■ **READING PASSAGE**:
__________

Great improvements to the allotments, with only one unused plot. The council had paid for the ditch to be cleared out. The chairman thanked Graham Trower for getting the small digger and with his many helpers getting the job done.
Councillor Priestman reported that the solar speed sign would soon be installed in Helmdon Rd
Pocket park to be opened on July 4th with appropriate signage. (See photograph above).
Street signs to be re painted in Helmdon Rd and Spinners cottages. New sign to be asked for Manor Rd
Church Hall improvements. Andrew Dixon, on behalf of the Parochial Church Council, had sent a comprehensive report, updating the council on progress. Grant from HS2 soon to be released enabling estimates to be got for work..
Neil Higginson reported on grass cutting . All agreed on the excellence of our contractor
and will sign him up for another three years on the same terms. N.C.C will come and tidy up ash tree in church lane. All other trees under care of council to assessed under duty of care. The Council unanimously expressed its thanks to Ingram Lloyd for her work in reseeding the grass triangle at the junction of School Street and Church Street.
Richard Fonge. Chairman.
Richard Fonge writes:
The consequences of a very wet Autumn/Winter, followed by two exceptionally dry months in April and May, can be seen in the crops around the parish and further afield. As you walk the path to Barrow Hill, the two fields of wild flowers are full of butterflies and insects, having gone through the wood you come to a field mostly bare with a few clumps of wheat. This field was sown wheat in October and the water-logging of the soil over the winter has killed it all except for those small clumps.
Up the gated road the spring wheat is coming into ear, and do take note how the green the leaves are and free from disease. This means a fungicide has been applied at the right time, so that the leaf can maximise the sunlight for photosynthesis to take place, thereby improving the quality and quantity of the grain. The beans up the Moreton road are in flower and like the other crops need some more rain.
On the Stuchbury path fodder turnips have been planted above the electric fence for the sheep to graze at a later date. The yellow flowers are those of charlock weed.
The other crop widely grown this spring is the linseed plant, now in flower creating a sea of blue. Linseed seeds are crushed for their oils, being used in paints and oiling of certain woods, and the oil has medicinal uses. The fibres of the plant were once used extensively to make linen, in particular bedding and tablecloths. But why are we seeing so much planted this year? Two reasons I would suggest. Weather and agronomic. For some years now an invasive grass weed, called black grass has been difficult to control in cereal crops, and by planting linseed, beans and turnips in late spring the black grass can be killed with a herbicide prior to sowing making control more effective, and hopefully making a serious problem less so.
Today our villages have changed so much from the time I grew up in the fifties. Back then most villagers either worked on the land, or had a close connection to it. I recall some of those characters:
Reg Isham who worked for my father at Stuchbury, who thought this new thing called an electric fence was useless, touched it wearing his hob nail boots, leapt into the air a foot and never went near it again! His brother was known as Samson. He had as a boy been asked to help push a thrashing machine that was stuck and when he did, it came out. Hence the nickname. He was waiting in Greatworth shop once to be served with his baccy, and was asked by the shopkeeper if he had planted his broad beans. The instant retort “The b—–s will be up before I get served!”
Finally a smallholder farmer in Marston St Lawrence said to a friend of mine he would pay him two shillings to pick his windfall apples up. He did so with the help of another boy, and when he went for his money, he gave them a shilling each!
Richard Fonge
Sulgrave Village Shop and Post Office is now open for for one person only to enter at any given time.

__________

■ **ASSIGNMENT 1**: Rewrite the parish news from "Neil Higginson reported" up to and including "Richard Fonge. Chairman.", replacing "contractor" with "grass cutter".
■ **ASSIGNMENT 2**: According to the parish news, which crop is now in flower creating a sea of blue?

__________

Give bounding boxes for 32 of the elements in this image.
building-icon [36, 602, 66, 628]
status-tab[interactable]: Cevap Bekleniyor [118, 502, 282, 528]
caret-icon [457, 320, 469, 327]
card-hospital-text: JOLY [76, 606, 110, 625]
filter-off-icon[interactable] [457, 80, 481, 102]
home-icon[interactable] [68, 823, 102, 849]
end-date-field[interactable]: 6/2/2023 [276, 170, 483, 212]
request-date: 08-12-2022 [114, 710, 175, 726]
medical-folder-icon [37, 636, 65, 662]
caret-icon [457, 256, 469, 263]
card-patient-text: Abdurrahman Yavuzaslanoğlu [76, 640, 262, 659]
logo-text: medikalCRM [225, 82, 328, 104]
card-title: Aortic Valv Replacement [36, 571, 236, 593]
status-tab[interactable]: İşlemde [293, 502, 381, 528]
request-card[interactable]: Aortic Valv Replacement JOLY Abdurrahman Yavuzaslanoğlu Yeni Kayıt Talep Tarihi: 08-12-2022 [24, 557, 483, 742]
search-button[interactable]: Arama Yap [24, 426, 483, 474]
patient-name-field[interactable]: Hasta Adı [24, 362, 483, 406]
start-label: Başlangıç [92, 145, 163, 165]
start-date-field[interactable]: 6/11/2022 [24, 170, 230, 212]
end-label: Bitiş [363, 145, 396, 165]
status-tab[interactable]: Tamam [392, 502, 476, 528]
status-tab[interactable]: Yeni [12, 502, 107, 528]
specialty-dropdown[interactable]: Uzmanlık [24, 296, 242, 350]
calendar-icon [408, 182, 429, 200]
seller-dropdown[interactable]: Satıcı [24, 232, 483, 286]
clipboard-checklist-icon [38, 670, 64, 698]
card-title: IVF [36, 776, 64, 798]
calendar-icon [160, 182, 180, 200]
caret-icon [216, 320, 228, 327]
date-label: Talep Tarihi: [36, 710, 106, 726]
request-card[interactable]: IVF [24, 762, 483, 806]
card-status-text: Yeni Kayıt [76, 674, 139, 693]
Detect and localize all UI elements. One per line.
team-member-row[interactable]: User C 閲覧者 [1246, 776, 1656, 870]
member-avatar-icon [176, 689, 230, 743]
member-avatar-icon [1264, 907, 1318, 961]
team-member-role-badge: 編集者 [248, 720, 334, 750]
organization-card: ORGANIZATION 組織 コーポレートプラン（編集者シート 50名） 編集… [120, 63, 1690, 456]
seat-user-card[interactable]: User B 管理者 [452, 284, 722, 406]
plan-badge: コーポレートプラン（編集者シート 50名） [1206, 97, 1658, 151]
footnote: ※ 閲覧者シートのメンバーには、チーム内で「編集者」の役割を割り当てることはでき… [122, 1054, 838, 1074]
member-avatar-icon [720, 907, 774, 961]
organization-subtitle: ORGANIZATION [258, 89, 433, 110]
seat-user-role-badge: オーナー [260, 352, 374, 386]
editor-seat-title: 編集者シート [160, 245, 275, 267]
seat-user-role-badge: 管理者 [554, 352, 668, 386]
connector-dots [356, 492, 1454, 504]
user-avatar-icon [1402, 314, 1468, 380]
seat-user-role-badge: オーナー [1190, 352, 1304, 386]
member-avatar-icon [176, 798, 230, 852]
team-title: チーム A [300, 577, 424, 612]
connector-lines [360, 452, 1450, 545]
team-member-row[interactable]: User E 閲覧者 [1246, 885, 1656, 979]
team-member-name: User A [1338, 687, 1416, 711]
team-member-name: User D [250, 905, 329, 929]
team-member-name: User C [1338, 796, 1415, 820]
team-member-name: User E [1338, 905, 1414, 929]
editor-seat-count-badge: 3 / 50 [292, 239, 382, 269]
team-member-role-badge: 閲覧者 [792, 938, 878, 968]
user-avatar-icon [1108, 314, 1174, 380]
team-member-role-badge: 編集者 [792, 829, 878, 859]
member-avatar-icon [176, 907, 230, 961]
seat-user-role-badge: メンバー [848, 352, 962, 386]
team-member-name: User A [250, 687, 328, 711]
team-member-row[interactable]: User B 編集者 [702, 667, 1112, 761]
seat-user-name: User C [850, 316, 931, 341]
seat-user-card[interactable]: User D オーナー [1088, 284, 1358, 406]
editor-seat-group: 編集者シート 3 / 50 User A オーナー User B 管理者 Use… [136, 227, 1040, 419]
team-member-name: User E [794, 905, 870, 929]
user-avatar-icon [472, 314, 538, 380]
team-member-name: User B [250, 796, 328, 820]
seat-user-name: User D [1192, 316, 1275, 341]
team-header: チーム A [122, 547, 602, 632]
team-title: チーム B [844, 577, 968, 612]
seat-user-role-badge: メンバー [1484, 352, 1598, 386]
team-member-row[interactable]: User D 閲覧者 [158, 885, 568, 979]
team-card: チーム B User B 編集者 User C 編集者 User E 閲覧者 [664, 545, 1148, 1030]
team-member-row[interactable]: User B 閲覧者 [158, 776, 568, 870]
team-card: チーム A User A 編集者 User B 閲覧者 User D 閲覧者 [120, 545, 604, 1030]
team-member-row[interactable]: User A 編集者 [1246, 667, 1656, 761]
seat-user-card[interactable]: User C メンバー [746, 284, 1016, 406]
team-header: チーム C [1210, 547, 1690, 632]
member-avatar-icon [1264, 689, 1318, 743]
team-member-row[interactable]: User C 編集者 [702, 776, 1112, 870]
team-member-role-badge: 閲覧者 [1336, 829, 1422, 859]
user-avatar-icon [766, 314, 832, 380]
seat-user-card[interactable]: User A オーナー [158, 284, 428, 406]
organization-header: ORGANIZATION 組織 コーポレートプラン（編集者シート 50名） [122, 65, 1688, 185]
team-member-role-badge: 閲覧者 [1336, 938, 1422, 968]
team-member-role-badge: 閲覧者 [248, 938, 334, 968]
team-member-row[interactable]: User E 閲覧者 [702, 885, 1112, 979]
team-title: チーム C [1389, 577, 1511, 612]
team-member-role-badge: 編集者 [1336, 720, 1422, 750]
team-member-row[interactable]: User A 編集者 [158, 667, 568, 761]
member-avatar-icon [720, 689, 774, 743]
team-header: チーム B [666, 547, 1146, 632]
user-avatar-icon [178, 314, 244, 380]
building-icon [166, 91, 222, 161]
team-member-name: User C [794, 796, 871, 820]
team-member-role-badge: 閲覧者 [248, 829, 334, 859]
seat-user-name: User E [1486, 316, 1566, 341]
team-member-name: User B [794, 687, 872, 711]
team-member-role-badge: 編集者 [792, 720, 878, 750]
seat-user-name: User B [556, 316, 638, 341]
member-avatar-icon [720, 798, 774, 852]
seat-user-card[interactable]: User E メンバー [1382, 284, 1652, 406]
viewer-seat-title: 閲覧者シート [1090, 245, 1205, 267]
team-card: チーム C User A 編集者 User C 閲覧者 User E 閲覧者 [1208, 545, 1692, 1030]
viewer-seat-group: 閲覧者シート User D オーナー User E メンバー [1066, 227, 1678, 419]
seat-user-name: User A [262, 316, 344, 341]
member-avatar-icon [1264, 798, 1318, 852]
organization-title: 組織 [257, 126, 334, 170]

__________

■ **WORKED SOLUTION 1**:
Neil Higginson reported on grass cutting . All agreed on the excellence of our grass cutter
and will sign him up for another three years on the same terms. N.C.C will come and tidy up ash tree in church lane. All other trees under care of council to assessed under duty of care. The Council unanimously expressed its thanks to Ingram Lloyd for her work in reseeding the grass triangle at the junction of School Street and Church Street.
Richard Fonge. Chairman.

■ **WORKED SOLUTION 2**: The linseed plant.